__WHAT THE TASK REQUIRES__
What is the number of lines in these entries that include "APROVADO"? Write that number and no other text.

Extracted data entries

────

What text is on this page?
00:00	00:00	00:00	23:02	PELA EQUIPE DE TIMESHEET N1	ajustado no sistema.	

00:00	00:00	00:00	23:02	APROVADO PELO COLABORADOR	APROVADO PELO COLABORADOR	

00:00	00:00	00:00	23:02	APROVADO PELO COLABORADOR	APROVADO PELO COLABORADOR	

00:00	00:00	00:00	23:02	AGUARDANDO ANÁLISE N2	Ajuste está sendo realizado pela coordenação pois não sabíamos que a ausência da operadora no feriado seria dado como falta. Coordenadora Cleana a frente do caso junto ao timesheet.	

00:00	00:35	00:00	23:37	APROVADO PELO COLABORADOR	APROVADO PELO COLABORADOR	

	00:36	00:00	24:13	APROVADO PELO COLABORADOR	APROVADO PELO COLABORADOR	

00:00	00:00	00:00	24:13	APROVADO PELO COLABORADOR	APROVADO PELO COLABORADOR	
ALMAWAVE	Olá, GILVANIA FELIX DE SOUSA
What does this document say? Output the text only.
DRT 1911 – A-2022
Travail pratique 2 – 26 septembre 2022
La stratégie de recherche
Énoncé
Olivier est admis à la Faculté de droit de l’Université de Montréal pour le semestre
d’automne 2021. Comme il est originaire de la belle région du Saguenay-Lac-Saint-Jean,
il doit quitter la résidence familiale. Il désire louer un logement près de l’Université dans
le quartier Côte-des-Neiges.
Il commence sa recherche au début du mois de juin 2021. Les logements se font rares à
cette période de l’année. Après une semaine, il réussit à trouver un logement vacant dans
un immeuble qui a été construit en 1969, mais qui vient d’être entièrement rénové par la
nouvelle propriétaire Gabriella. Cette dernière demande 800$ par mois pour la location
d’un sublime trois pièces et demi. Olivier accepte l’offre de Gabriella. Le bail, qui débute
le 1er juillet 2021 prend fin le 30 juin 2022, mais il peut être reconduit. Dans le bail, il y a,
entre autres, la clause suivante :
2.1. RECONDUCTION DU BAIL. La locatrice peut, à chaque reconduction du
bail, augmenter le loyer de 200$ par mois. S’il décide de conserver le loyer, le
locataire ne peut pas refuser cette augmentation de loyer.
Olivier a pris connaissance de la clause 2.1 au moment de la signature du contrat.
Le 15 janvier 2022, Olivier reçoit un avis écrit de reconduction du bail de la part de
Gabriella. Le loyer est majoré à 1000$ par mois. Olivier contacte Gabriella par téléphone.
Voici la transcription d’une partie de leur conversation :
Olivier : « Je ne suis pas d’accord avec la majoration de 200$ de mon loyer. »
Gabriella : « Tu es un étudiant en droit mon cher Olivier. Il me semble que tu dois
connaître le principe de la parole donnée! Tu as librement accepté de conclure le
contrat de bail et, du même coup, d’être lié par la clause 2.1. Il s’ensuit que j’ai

────

__WRITTEN RESPONSE__
5